- GIVEN TASK
Copy out all lines where "teal" appears.

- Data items
* * *
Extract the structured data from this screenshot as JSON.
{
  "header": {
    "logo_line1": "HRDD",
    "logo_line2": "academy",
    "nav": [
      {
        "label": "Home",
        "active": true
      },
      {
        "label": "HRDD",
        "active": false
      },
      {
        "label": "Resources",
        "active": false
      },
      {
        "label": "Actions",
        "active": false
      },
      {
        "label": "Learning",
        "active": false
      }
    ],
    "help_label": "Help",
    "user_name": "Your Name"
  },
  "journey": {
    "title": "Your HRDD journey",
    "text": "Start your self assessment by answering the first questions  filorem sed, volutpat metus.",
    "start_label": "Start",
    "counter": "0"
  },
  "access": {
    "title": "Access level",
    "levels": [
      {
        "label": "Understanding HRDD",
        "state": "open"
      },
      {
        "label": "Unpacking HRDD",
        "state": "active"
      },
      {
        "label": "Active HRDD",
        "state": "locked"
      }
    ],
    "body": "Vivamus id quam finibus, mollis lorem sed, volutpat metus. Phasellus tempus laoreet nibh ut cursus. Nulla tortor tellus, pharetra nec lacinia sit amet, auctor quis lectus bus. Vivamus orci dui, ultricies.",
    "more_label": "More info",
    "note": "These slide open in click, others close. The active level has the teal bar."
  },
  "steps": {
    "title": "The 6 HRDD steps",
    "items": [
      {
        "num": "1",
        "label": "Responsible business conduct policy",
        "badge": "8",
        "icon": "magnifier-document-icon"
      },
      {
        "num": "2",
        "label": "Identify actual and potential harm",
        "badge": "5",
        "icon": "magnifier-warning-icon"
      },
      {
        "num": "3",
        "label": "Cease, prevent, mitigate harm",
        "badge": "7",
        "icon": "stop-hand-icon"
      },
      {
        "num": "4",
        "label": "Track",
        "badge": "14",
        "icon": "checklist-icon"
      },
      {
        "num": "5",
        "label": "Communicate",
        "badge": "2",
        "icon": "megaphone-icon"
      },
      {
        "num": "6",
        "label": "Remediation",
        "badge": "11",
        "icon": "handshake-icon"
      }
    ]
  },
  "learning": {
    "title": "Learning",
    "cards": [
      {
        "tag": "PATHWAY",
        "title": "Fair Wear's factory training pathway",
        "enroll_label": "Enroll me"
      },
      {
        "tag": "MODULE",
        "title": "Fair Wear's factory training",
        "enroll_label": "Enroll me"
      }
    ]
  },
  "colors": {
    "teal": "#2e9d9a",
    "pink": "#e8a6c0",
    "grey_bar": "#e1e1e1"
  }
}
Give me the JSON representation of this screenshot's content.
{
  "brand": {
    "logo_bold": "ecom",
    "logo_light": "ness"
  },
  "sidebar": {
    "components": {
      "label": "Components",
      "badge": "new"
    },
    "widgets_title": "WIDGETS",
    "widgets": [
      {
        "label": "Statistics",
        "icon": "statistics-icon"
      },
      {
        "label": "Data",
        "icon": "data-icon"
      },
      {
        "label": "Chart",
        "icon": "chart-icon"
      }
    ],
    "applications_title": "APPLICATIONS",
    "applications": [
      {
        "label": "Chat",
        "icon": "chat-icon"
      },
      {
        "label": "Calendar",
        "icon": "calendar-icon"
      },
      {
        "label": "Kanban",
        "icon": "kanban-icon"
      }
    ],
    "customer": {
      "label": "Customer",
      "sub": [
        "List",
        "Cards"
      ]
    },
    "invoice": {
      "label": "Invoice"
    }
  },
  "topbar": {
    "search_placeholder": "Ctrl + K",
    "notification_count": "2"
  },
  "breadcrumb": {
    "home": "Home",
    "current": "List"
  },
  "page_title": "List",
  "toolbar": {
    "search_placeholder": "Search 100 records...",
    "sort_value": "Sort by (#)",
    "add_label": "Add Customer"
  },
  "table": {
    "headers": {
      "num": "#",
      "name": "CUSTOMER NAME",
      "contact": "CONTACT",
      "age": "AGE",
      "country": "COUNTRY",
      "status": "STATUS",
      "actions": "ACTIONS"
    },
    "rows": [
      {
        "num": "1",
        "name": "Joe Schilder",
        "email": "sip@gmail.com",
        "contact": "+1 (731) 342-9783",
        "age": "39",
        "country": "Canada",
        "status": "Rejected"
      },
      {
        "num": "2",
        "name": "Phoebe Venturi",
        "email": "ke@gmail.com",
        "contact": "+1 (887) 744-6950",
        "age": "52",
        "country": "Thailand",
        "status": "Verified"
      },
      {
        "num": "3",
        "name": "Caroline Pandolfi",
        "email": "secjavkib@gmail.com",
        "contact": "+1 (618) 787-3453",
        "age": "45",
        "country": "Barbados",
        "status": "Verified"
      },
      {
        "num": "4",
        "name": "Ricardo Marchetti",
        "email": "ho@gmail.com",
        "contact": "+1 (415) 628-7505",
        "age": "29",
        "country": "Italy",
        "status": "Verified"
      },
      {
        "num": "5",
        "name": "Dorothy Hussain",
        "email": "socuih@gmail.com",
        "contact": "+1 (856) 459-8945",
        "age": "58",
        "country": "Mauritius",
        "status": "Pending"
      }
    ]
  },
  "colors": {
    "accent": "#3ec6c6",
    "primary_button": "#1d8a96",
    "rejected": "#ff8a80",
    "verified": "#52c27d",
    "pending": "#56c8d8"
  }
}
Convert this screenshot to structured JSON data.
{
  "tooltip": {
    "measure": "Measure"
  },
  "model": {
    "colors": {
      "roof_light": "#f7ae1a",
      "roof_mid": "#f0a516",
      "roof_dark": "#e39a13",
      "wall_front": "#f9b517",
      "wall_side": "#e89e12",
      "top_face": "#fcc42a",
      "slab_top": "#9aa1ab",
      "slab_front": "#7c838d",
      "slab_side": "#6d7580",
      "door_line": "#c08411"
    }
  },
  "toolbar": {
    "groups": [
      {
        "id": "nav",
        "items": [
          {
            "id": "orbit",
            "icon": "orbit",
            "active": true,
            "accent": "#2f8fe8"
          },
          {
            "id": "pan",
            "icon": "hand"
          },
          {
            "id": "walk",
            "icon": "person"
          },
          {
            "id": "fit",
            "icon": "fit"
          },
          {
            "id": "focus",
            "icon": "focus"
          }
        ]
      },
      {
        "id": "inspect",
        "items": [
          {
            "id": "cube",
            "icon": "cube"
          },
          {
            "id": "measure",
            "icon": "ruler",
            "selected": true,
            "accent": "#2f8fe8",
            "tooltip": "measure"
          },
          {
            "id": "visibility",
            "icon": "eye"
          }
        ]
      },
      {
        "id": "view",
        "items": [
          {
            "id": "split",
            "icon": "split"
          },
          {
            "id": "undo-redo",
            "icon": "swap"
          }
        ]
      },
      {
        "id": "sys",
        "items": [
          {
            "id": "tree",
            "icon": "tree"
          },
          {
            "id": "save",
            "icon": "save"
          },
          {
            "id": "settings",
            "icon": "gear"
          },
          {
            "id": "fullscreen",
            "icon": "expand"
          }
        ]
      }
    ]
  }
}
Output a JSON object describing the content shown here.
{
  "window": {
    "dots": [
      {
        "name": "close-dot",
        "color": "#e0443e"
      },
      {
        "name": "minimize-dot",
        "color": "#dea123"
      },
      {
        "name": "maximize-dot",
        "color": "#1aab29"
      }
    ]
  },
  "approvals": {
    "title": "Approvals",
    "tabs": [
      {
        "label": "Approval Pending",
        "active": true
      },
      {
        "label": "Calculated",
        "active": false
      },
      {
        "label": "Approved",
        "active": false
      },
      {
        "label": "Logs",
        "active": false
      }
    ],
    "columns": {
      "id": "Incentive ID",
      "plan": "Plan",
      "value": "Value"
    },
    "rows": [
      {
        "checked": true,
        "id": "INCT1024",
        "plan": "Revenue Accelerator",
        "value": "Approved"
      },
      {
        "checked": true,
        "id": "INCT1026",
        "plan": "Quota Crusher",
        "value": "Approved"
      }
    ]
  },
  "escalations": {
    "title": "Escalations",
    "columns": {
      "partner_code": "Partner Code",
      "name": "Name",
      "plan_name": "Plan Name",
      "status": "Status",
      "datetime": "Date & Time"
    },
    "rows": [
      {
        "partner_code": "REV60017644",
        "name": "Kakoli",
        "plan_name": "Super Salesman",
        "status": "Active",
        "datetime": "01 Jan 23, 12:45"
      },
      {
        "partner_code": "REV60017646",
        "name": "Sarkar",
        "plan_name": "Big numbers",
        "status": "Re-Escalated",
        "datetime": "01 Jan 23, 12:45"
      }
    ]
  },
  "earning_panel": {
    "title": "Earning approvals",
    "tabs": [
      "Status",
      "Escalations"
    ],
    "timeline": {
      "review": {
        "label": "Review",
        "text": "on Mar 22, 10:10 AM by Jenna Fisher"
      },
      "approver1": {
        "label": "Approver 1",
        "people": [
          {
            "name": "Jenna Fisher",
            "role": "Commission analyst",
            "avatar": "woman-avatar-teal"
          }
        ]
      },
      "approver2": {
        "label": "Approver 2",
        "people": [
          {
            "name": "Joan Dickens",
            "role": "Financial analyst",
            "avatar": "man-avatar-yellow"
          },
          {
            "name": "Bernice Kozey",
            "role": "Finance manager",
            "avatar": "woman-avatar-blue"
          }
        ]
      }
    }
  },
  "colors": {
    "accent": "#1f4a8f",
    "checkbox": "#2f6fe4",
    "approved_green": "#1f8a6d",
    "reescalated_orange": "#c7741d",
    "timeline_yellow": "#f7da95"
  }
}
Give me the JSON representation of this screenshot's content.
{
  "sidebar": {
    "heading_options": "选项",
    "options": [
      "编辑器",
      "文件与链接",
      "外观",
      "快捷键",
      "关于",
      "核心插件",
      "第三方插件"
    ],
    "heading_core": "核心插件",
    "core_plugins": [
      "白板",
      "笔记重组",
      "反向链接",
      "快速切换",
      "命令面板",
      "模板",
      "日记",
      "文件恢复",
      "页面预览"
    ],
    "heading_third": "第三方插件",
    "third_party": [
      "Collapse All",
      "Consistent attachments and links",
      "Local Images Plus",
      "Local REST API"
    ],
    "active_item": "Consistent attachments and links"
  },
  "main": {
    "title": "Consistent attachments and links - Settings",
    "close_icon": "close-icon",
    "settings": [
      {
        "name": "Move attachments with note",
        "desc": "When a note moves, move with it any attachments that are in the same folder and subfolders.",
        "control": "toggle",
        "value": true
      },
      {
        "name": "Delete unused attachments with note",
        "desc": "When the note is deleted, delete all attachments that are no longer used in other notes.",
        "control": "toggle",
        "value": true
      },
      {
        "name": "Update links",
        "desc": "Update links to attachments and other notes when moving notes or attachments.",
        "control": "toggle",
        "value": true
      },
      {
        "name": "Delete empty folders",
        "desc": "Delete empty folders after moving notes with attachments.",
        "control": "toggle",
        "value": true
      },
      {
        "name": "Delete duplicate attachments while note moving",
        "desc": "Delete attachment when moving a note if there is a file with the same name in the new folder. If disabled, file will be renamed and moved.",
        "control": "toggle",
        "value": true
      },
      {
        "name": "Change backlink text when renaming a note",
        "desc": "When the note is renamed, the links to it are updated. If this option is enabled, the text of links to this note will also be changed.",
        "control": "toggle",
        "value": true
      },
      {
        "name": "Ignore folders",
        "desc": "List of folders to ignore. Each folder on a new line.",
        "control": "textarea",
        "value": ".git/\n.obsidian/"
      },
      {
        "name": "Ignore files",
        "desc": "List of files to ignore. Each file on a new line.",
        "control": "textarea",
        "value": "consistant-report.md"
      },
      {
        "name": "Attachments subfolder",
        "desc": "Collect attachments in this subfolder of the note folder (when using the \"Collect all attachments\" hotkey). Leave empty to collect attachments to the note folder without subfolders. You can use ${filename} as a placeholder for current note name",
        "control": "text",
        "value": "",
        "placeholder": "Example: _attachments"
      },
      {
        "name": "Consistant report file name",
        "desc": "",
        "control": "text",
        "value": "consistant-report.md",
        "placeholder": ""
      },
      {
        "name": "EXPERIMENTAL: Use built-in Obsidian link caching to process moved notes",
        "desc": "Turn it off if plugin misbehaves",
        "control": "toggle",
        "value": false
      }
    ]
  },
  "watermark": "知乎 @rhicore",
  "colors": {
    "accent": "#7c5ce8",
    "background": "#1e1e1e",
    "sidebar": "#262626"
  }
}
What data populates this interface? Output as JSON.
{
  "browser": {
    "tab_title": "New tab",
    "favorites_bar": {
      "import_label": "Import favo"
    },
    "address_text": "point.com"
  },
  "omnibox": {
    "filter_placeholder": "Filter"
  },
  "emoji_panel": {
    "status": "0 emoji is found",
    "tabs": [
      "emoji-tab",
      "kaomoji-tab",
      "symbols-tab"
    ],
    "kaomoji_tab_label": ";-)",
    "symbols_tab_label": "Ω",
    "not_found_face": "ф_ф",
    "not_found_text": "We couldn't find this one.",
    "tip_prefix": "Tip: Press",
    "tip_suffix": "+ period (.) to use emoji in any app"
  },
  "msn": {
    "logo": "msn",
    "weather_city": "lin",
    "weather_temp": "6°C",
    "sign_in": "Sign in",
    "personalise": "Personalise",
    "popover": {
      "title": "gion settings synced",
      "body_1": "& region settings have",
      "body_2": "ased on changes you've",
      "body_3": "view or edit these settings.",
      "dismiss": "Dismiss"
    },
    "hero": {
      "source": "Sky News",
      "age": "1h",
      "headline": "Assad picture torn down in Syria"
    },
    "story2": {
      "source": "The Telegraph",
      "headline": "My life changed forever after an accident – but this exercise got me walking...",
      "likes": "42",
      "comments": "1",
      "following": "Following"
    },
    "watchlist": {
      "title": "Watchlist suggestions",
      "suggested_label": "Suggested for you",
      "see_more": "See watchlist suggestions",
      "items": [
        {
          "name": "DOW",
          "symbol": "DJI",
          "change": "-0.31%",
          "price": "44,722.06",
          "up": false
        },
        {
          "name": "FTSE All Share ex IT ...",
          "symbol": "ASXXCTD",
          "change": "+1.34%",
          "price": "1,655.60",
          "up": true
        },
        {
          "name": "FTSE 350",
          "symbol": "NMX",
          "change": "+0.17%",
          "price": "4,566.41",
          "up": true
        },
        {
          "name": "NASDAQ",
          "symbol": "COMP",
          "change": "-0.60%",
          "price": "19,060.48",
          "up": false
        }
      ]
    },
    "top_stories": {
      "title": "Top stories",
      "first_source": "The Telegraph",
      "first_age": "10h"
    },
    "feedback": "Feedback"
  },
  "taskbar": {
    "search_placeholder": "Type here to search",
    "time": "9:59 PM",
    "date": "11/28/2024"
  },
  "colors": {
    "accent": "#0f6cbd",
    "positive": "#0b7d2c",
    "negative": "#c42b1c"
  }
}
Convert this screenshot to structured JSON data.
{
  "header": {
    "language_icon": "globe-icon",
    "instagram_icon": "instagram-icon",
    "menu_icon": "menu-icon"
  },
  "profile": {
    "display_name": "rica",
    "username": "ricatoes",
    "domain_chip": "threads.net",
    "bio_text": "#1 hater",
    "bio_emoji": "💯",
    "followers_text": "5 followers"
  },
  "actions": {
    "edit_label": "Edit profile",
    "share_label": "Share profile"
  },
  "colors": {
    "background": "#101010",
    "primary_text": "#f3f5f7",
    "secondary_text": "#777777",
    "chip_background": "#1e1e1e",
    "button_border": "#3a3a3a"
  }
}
* * *
- ANSWER BELOW
    "note": "These slide open in click, others close. The active level has the teal bar."
    "teal": "#2e9d9a",
            "avatar": "woman-avatar-teal"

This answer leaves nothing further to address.